_THE PROBLEM_
Reproduce every line of the material below, but drop the pictures.

_RECORDED INFORMATION_
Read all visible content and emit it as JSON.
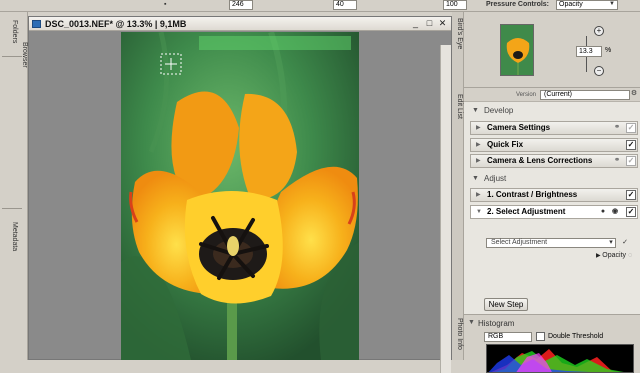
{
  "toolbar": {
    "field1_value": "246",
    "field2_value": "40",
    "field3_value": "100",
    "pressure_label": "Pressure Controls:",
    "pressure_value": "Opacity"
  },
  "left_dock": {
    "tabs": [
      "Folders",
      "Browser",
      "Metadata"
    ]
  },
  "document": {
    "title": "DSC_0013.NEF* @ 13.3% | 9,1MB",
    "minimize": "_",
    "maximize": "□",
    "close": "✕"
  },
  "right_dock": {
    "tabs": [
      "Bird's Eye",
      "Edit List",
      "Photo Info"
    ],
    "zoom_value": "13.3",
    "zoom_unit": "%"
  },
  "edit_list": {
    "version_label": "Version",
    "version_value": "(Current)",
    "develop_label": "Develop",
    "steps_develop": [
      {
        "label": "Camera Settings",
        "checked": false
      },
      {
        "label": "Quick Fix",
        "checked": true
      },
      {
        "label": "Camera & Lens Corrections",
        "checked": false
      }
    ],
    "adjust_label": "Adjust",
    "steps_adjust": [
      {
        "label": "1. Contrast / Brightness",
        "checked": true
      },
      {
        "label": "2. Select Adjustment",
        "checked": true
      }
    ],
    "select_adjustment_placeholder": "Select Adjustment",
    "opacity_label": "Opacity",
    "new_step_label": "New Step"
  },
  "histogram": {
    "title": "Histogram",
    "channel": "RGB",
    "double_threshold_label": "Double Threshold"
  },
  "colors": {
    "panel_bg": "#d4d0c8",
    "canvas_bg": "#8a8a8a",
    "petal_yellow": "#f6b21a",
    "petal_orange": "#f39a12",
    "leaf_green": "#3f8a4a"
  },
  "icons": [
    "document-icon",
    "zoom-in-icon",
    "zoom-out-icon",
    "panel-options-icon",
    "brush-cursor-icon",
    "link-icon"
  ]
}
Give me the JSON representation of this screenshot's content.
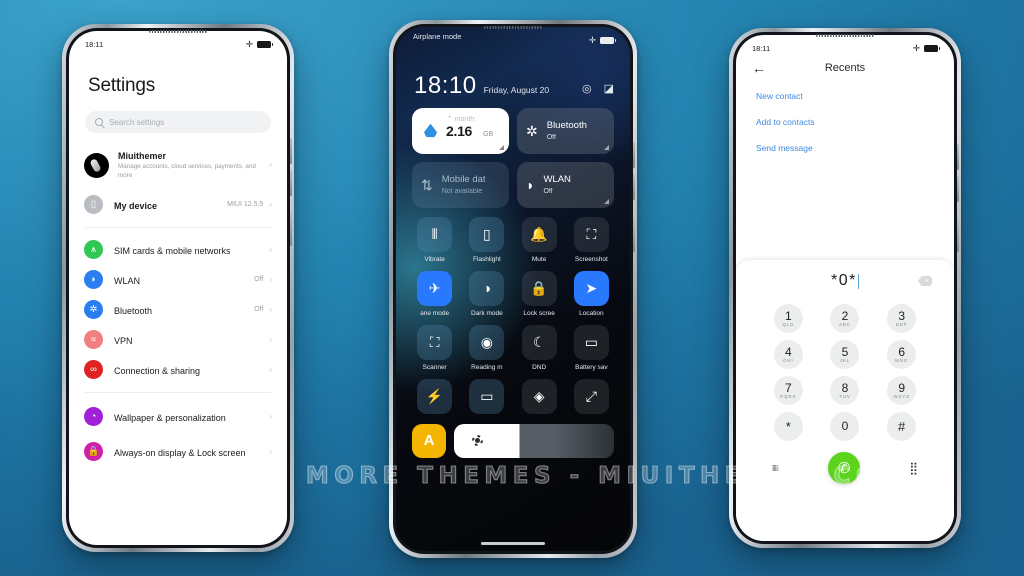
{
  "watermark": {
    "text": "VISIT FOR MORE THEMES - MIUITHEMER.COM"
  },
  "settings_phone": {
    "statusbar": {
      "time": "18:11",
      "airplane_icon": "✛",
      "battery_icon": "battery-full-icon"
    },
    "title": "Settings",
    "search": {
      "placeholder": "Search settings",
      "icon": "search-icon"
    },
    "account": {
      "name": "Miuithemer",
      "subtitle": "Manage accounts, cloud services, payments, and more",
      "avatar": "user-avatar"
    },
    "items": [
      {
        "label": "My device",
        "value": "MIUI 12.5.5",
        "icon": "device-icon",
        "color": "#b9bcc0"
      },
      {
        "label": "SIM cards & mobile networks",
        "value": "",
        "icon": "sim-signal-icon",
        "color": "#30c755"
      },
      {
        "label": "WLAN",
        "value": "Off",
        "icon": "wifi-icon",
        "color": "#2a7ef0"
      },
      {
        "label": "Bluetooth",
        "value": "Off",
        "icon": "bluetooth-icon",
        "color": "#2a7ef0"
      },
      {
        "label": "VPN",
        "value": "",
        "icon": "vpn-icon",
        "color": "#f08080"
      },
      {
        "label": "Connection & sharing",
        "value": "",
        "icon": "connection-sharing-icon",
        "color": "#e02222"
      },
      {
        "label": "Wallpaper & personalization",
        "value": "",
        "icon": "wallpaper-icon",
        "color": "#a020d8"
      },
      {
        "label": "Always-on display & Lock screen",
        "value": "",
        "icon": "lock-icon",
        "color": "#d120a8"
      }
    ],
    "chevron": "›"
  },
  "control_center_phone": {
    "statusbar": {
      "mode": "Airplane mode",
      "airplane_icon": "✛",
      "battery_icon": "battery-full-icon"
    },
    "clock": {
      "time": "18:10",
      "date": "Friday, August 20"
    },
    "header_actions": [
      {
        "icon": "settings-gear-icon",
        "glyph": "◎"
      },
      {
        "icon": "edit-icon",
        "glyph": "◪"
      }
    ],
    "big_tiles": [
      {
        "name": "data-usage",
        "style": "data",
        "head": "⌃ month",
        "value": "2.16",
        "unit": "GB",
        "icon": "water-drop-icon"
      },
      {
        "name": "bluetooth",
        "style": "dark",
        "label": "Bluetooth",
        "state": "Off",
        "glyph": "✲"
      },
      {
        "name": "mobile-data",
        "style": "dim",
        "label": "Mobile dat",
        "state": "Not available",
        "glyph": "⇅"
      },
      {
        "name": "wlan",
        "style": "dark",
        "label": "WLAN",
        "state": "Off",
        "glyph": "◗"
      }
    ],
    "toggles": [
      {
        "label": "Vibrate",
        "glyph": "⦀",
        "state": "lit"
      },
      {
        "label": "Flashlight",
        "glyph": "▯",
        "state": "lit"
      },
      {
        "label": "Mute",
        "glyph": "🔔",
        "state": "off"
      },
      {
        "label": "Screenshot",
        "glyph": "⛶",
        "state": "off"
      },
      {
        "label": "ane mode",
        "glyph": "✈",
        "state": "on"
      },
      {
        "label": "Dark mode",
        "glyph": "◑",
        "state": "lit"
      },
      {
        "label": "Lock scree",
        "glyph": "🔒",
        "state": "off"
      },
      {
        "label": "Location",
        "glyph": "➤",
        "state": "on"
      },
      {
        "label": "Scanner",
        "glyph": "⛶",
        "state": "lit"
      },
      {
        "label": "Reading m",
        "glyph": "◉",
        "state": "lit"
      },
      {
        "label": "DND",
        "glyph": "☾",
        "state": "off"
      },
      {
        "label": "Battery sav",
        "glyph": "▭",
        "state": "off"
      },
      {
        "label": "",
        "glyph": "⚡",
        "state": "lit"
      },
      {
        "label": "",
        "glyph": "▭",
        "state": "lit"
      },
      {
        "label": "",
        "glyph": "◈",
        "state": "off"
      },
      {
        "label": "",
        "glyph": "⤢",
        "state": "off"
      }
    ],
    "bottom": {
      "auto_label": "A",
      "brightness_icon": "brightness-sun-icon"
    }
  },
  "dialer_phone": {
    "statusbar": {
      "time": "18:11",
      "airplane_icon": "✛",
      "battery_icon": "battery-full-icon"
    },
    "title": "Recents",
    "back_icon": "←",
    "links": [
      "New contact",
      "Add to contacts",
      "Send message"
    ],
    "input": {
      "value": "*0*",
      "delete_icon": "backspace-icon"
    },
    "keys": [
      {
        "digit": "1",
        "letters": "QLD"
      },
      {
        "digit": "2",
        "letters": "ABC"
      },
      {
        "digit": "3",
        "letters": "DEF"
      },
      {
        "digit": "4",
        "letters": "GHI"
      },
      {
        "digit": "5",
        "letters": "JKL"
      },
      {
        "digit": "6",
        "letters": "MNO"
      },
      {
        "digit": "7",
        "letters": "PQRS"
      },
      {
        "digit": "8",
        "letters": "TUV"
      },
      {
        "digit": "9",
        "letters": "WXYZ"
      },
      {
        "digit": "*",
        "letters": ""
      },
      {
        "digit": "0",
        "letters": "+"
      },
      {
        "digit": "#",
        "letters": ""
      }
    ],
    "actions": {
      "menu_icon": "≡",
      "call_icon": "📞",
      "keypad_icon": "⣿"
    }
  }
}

_TASK ANSWER_
Read all visible content and emit it as JSON.
{
  "toolbar": {
    "field1_value": "246",
    "field2_value": "40",
    "field3_value": "100",
    "pressure_label": "Pressure Controls:",
    "pressure_value": "Opacity"
  },
  "left_dock": {
    "tabs": [
      "Folders",
      "Browser",
      "Metadata"
    ]
  },
  "document": {
    "title": "DSC_0013.NEF* @ 13.3% | 9,1MB",
    "minimize": "_",
    "maximize": "□",
    "close": "✕"
  },
  "right_dock": {
    "tabs": [
      "Bird's Eye",
      "Edit List",
      "Photo Info"
    ],
    "zoom_value": "13.3",
    "zoom_unit": "%"
  },
  "edit_list": {
    "version_label": "Version",
    "version_value": "(Current)",
    "develop_label": "Develop",
    "steps_develop": [
      {
        "label": "Camera Settings",
        "checked": false
      },
      {
        "label": "Quick Fix",
        "checked": true
      },
      {
        "label": "Camera & Lens Corrections",
        "checked": false
      }
    ],
    "adjust_label": "Adjust",
    "steps_adjust": [
      {
        "label": "1. Contrast / Brightness",
        "checked": true
      },
      {
        "label": "2. Select Adjustment",
        "checked": true
      }
    ],
    "select_adjustment_placeholder": "Select Adjustment",
    "opacity_label": "Opacity",
    "new_step_label": "New Step"
  },
  "histogram": {
    "title": "Histogram",
    "channel": "RGB",
    "double_threshold_label": "Double Threshold"
  },
  "colors": {
    "panel_bg": "#d4d0c8",
    "canvas_bg": "#8a8a8a",
    "petal_yellow": "#f6b21a",
    "petal_orange": "#f39a12",
    "leaf_green": "#3f8a4a"
  },
  "icons": [
    "document-icon",
    "zoom-in-icon",
    "zoom-out-icon",
    "panel-options-icon",
    "brush-cursor-icon",
    "link-icon"
  ]
}
Give me the JSON representation of this screenshot's content.
{
  "watermark": {
    "text": "VISIT FOR MORE THEMES - MIUITHEMER.COM"
  },
  "settings_phone": {
    "statusbar": {
      "time": "18:11",
      "airplane_icon": "✛",
      "battery_icon": "battery-full-icon"
    },
    "title": "Settings",
    "search": {
      "placeholder": "Search settings",
      "icon": "search-icon"
    },
    "account": {
      "name": "Miuithemer",
      "subtitle": "Manage accounts, cloud services, payments, and more",
      "avatar": "user-avatar"
    },
    "items": [
      {
        "label": "My device",
        "value": "MIUI 12.5.5",
        "icon": "device-icon",
        "color": "#b9bcc0"
      },
      {
        "label": "SIM cards & mobile networks",
        "value": "",
        "icon": "sim-signal-icon",
        "color": "#30c755"
      },
      {
        "label": "WLAN",
        "value": "Off",
        "icon": "wifi-icon",
        "color": "#2a7ef0"
      },
      {
        "label": "Bluetooth",
        "value": "Off",
        "icon": "bluetooth-icon",
        "color": "#2a7ef0"
      },
      {
        "label": "VPN",
        "value": "",
        "icon": "vpn-icon",
        "color": "#f08080"
      },
      {
        "label": "Connection & sharing",
        "value": "",
        "icon": "connection-sharing-icon",
        "color": "#e02222"
      },
      {
        "label": "Wallpaper & personalization",
        "value": "",
        "icon": "wallpaper-icon",
        "color": "#a020d8"
      },
      {
        "label": "Always-on display & Lock screen",
        "value": "",
        "icon": "lock-icon",
        "color": "#d120a8"
      }
    ],
    "chevron": "›"
  },
  "control_center_phone": {
    "statusbar": {
      "mode": "Airplane mode",
      "airplane_icon": "✛",
      "battery_icon": "battery-full-icon"
    },
    "clock": {
      "time": "18:10",
      "date": "Friday, August 20"
    },
    "header_actions": [
      {
        "icon": "settings-gear-icon",
        "glyph": "◎"
      },
      {
        "icon": "edit-icon",
        "glyph": "◪"
      }
    ],
    "big_tiles": [
      {
        "name": "data-usage",
        "style": "data",
        "head": "⌃ month",
        "value": "2.16",
        "unit": "GB",
        "icon": "water-drop-icon"
      },
      {
        "name": "bluetooth",
        "style": "dark",
        "label": "Bluetooth",
        "state": "Off",
        "glyph": "✲"
      },
      {
        "name": "mobile-data",
        "style": "dim",
        "label": "Mobile dat",
        "state": "Not available",
        "glyph": "⇅"
      },
      {
        "name": "wlan",
        "style": "dark",
        "label": "WLAN",
        "state": "Off",
        "glyph": "◗"
      }
    ],
    "toggles": [
      {
        "label": "Vibrate",
        "glyph": "⦀",
        "state": "lit"
      },
      {
        "label": "Flashlight",
        "glyph": "▯",
        "state": "lit"
      },
      {
        "label": "Mute",
        "glyph": "🔔",
        "state": "off"
      },
      {
        "label": "Screenshot",
        "glyph": "⛶",
        "state": "off"
      },
      {
        "label": "ane mode",
        "glyph": "✈",
        "state": "on"
      },
      {
        "label": "Dark mode",
        "glyph": "◑",
        "state": "lit"
      },
      {
        "label": "Lock scree",
        "glyph": "🔒",
        "state": "off"
      },
      {
        "label": "Location",
        "glyph": "➤",
        "state": "on"
      },
      {
        "label": "Scanner",
        "glyph": "⛶",
        "state": "lit"
      },
      {
        "label": "Reading m",
        "glyph": "◉",
        "state": "lit"
      },
      {
        "label": "DND",
        "glyph": "☾",
        "state": "off"
      },
      {
        "label": "Battery sav",
        "glyph": "▭",
        "state": "off"
      },
      {
        "label": "",
        "glyph": "⚡",
        "state": "lit"
      },
      {
        "label": "",
        "glyph": "▭",
        "state": "lit"
      },
      {
        "label": "",
        "glyph": "◈",
        "state": "off"
      },
      {
        "label": "",
        "glyph": "⤢",
        "state": "off"
      }
    ],
    "bottom": {
      "auto_label": "A",
      "brightness_icon": "brightness-sun-icon"
    }
  },
  "dialer_phone": {
    "statusbar": {
      "time": "18:11",
      "airplane_icon": "✛",
      "battery_icon": "battery-full-icon"
    },
    "title": "Recents",
    "back_icon": "←",
    "links": [
      "New contact",
      "Add to contacts",
      "Send message"
    ],
    "input": {
      "value": "*0*",
      "delete_icon": "backspace-icon"
    },
    "keys": [
      {
        "digit": "1",
        "letters": "QLD"
      },
      {
        "digit": "2",
        "letters": "ABC"
      },
      {
        "digit": "3",
        "letters": "DEF"
      },
      {
        "digit": "4",
        "letters": "GHI"
      },
      {
        "digit": "5",
        "letters": "JKL"
      },
      {
        "digit": "6",
        "letters": "MNO"
      },
      {
        "digit": "7",
        "letters": "PQRS"
      },
      {
        "digit": "8",
        "letters": "TUV"
      },
      {
        "digit": "9",
        "letters": "WXYZ"
      },
      {
        "digit": "*",
        "letters": ""
      },
      {
        "digit": "0",
        "letters": "+"
      },
      {
        "digit": "#",
        "letters": ""
      }
    ],
    "actions": {
      "menu_icon": "≡",
      "call_icon": "📞",
      "keypad_icon": "⣿"
    }
  }
}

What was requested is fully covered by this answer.